- [The request] In this exercise, reproduce all the entries that follow exactly.

--- begin Records for this task ---

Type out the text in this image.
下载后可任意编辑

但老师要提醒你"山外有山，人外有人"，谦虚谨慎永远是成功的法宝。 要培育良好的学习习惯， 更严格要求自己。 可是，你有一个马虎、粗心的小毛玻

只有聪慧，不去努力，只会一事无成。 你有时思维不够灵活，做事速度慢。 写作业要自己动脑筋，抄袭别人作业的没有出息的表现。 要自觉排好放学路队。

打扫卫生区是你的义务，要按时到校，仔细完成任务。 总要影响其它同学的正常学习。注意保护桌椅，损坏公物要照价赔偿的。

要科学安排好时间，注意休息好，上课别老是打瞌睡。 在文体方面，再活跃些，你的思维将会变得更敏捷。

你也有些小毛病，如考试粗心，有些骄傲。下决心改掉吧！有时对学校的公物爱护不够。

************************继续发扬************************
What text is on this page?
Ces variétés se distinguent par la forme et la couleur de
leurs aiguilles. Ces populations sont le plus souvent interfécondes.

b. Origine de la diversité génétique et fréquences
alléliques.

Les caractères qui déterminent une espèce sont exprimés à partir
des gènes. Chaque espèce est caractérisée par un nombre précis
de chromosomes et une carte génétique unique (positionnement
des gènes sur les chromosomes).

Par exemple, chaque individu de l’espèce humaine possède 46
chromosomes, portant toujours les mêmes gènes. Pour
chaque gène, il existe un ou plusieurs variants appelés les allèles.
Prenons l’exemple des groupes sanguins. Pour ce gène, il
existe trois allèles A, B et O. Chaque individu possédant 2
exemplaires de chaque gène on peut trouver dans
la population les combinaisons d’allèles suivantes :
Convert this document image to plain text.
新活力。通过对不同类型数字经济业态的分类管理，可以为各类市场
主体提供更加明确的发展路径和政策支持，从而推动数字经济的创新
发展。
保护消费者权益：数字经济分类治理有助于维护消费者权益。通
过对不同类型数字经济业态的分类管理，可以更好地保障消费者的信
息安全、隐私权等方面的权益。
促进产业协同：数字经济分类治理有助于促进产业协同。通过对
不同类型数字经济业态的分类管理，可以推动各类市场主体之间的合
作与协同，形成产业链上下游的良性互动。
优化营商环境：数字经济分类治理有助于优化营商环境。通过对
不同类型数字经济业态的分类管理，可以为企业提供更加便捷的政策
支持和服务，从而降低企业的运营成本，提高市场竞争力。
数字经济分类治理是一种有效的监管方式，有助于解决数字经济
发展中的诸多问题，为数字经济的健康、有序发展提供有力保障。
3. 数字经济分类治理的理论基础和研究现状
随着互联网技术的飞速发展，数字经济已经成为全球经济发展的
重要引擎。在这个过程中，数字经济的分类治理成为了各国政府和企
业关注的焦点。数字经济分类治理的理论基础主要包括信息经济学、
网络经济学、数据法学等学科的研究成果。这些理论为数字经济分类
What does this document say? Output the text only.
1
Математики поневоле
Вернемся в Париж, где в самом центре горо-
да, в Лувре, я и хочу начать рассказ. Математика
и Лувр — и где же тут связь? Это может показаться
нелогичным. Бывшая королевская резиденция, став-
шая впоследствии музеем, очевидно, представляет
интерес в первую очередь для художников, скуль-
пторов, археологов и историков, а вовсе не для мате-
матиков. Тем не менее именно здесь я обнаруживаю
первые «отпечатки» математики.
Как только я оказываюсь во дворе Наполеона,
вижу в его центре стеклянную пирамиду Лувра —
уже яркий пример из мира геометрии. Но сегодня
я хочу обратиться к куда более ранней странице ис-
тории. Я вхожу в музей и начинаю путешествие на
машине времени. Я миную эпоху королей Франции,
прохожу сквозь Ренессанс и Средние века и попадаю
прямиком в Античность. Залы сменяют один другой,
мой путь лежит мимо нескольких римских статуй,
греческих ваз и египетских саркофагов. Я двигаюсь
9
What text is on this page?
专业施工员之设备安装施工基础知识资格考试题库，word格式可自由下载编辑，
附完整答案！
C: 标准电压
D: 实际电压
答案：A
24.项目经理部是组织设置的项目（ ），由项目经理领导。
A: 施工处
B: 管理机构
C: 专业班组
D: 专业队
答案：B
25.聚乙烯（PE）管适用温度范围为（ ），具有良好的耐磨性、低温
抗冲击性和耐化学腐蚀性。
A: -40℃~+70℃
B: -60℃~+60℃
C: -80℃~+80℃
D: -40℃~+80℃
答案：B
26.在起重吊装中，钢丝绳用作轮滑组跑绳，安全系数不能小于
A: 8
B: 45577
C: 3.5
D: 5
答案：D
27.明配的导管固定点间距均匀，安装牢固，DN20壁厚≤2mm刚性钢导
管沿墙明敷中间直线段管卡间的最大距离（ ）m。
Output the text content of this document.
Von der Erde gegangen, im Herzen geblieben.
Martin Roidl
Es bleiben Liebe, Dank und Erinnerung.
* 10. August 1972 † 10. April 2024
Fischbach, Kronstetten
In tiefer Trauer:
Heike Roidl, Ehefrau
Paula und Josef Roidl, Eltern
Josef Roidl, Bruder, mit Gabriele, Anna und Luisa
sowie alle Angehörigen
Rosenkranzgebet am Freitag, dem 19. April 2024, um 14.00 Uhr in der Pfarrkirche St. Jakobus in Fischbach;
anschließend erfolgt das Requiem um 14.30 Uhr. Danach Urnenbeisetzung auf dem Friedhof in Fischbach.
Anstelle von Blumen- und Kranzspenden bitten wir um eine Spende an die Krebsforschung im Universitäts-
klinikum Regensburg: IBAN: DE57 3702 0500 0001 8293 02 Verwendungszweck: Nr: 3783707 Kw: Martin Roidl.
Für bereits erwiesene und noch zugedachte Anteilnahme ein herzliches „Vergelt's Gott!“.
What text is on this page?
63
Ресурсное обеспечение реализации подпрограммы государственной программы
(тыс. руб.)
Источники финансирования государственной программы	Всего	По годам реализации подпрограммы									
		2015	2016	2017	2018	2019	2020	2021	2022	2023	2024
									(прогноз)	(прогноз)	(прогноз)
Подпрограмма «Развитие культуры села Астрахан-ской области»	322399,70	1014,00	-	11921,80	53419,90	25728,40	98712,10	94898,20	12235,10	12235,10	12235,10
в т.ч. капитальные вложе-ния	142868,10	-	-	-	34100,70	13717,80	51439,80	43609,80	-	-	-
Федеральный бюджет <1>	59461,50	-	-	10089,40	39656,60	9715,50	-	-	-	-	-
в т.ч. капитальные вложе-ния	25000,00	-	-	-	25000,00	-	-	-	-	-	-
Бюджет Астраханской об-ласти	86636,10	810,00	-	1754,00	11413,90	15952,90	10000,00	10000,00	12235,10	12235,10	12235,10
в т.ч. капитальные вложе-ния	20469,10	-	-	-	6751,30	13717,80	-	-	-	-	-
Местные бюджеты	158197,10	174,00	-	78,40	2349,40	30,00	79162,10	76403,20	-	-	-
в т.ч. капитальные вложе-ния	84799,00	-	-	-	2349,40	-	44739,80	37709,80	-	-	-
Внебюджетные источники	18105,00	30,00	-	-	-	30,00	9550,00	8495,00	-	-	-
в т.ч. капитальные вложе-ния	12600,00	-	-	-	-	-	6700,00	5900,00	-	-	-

--- end Records for this task ---

- [Task solution]
Type out the text in this image.
下载后可任意编辑

但老师要提醒你"山外有山，人外有人"，谦虚谨慎永远是成功的法宝。 要培育良好的学习习惯， 更严格要求自己。 可是，你有一个马虎、粗心的小毛玻

只有聪慧，不去努力，只会一事无成。 你有时思维不够灵活，做事速度慢。 写作业要自己动脑筋，抄袭别人作业的没有出息的表现。 要自觉排好放学路队。

打扫卫生区是你的义务，要按时到校，仔细完成任务。 总要影响其它同学的正常学习。注意保护桌椅，损坏公物要照价赔偿的。

要科学安排好时间，注意休息好，上课别老是打瞌睡。 在文体方面，再活跃些，你的思维将会变得更敏捷。

你也有些小毛病，如考试粗心，有些骄傲。下决心改掉吧！有时对学校的公物爱护不够。

************************继续发扬************************
What text is on this page?
Ces variétés se distinguent par la forme et la couleur de
leurs aiguilles. Ces populations sont le plus souvent interfécondes.

b. Origine de la diversité génétique et fréquences
alléliques.

Les caractères qui déterminent une espèce sont exprimés à partir
des gènes. Chaque espèce est caractérisée par un nombre précis
de chromosomes et une carte génétique unique (positionnement
des gènes sur les chromosomes).

Par exemple, chaque individu de l’espèce humaine possède 46
chromosomes, portant toujours les mêmes gènes. Pour
chaque gène, il existe un ou plusieurs variants appelés les allèles.
Prenons l’exemple des groupes sanguins. Pour ce gène, il
existe trois allèles A, B et O. Chaque individu possédant 2
exemplaires de chaque gène on peut trouver dans
la population les combinaisons d’allèles suivantes :
Convert this document image to plain text.
新活力。通过对不同类型数字经济业态的分类管理，可以为各类市场
主体提供更加明确的发展路径和政策支持，从而推动数字经济的创新
发展。
保护消费者权益：数字经济分类治理有助于维护消费者权益。通
过对不同类型数字经济业态的分类管理，可以更好地保障消费者的信
息安全、隐私权等方面的权益。
促进产业协同：数字经济分类治理有助于促进产业协同。通过对
不同类型数字经济业态的分类管理，可以推动各类市场主体之间的合
作与协同，形成产业链上下游的良性互动。
优化营商环境：数字经济分类治理有助于优化营商环境。通过对
不同类型数字经济业态的分类管理，可以为企业提供更加便捷的政策
支持和服务，从而降低企业的运营成本，提高市场竞争力。
数字经济分类治理是一种有效的监管方式，有助于解决数字经济
发展中的诸多问题，为数字经济的健康、有序发展提供有力保障。
3. 数字经济分类治理的理论基础和研究现状
随着互联网技术的飞速发展，数字经济已经成为全球经济发展的
重要引擎。在这个过程中，数字经济的分类治理成为了各国政府和企
业关注的焦点。数字经济分类治理的理论基础主要包括信息经济学、
网络经济学、数据法学等学科的研究成果。这些理论为数字经济分类
What does this document say? Output the text only.
1
Математики поневоле
Вернемся в Париж, где в самом центре горо-
да, в Лувре, я и хочу начать рассказ. Математика
и Лувр — и где же тут связь? Это может показаться
нелогичным. Бывшая королевская резиденция, став-
шая впоследствии музеем, очевидно, представляет
интерес в первую очередь для художников, скуль-
пторов, археологов и историков, а вовсе не для мате-
матиков. Тем не менее именно здесь я обнаруживаю
первые «отпечатки» математики.
Как только я оказываюсь во дворе Наполеона,
вижу в его центре стеклянную пирамиду Лувра —
уже яркий пример из мира геометрии. Но сегодня
я хочу обратиться к куда более ранней странице ис-
тории. Я вхожу в музей и начинаю путешествие на
машине времени. Я миную эпоху королей Франции,
прохожу сквозь Ренессанс и Средние века и попадаю
прямиком в Античность. Залы сменяют один другой,
мой путь лежит мимо нескольких римских статуй,
греческих ваз и египетских саркофагов. Я двигаюсь
9
What text is on this page?
专业施工员之设备安装施工基础知识资格考试题库，word格式可自由下载编辑，
附完整答案！
C: 标准电压
D: 实际电压
答案：A
24.项目经理部是组织设置的项目（ ），由项目经理领导。
A: 施工处
B: 管理机构
C: 专业班组
D: 专业队
答案：B
25.聚乙烯（PE）管适用温度范围为（ ），具有良好的耐磨性、低温
抗冲击性和耐化学腐蚀性。
A: -40℃~+70℃
B: -60℃~+60℃
C: -80℃~+80℃
D: -40℃~+80℃
答案：B
26.在起重吊装中，钢丝绳用作轮滑组跑绳，安全系数不能小于
A: 8
B: 45577
C: 3.5
D: 5
答案：D
27.明配的导管固定点间距均匀，安装牢固，DN20壁厚≤2mm刚性钢导
管沿墙明敷中间直线段管卡间的最大距离（ ）m。
Output the text content of this document.
Von der Erde gegangen, im Herzen geblieben.
Martin Roidl
Es bleiben Liebe, Dank und Erinnerung.
* 10. August 1972 † 10. April 2024
Fischbach, Kronstetten
In tiefer Trauer:
Heike Roidl, Ehefrau
Paula und Josef Roidl, Eltern
Josef Roidl, Bruder, mit Gabriele, Anna und Luisa
sowie alle Angehörigen
Rosenkranzgebet am Freitag, dem 19. April 2024, um 14.00 Uhr in der Pfarrkirche St. Jakobus in Fischbach;
anschließend erfolgt das Requiem um 14.30 Uhr. Danach Urnenbeisetzung auf dem Friedhof in Fischbach.
Anstelle von Blumen- und Kranzspenden bitten wir um eine Spende an die Krebsforschung im Universitäts-
klinikum Regensburg: IBAN: DE57 3702 0500 0001 8293 02 Verwendungszweck: Nr: 3783707 Kw: Martin Roidl.
Für bereits erwiesene und noch zugedachte Anteilnahme ein herzliches „Vergelt's Gott!“.
What text is on this page?
63
Ресурсное обеспечение реализации подпрограммы государственной программы
(тыс. руб.)
Источники финансирования государственной программы	Всего	По годам реализации подпрограммы									
		2015	2016	2017	2018	2019	2020	2021	2022	2023	2024
									(прогноз)	(прогноз)	(прогноз)
Подпрограмма «Развитие культуры села Астрахан-ской области»	322399,70	1014,00	-	11921,80	53419,90	25728,40	98712,10	94898,20	12235,10	12235,10	12235,10
в т.ч. капитальные вложе-ния	142868,10	-	-	-	34100,70	13717,80	51439,80	43609,80	-	-	-
Федеральный бюджет <1>	59461,50	-	-	10089,40	39656,60	9715,50	-	-	-	-	-
в т.ч. капитальные вложе-ния	25000,00	-	-	-	25000,00	-	-	-	-	-	-
Бюджет Астраханской об-ласти	86636,10	810,00	-	1754,00	11413,90	15952,90	10000,00	10000,00	12235,10	12235,10	12235,10
в т.ч. капитальные вложе-ния	20469,10	-	-	-	6751,30	13717,80	-	-	-	-	-
Местные бюджеты	158197,10	174,00	-	78,40	2349,40	30,00	79162,10	76403,20	-	-	-
в т.ч. капитальные вложе-ния	84799,00	-	-	-	2349,40	-	44739,80	37709,80	-	-	-
Внебюджетные источники	18105,00	30,00	-	-	-	30,00	9550,00	8495,00	-	-	-
в т.ч. капитальные вложе-ния	12600,00	-	-	-	-	-	6700,00	5900,00	-	-	-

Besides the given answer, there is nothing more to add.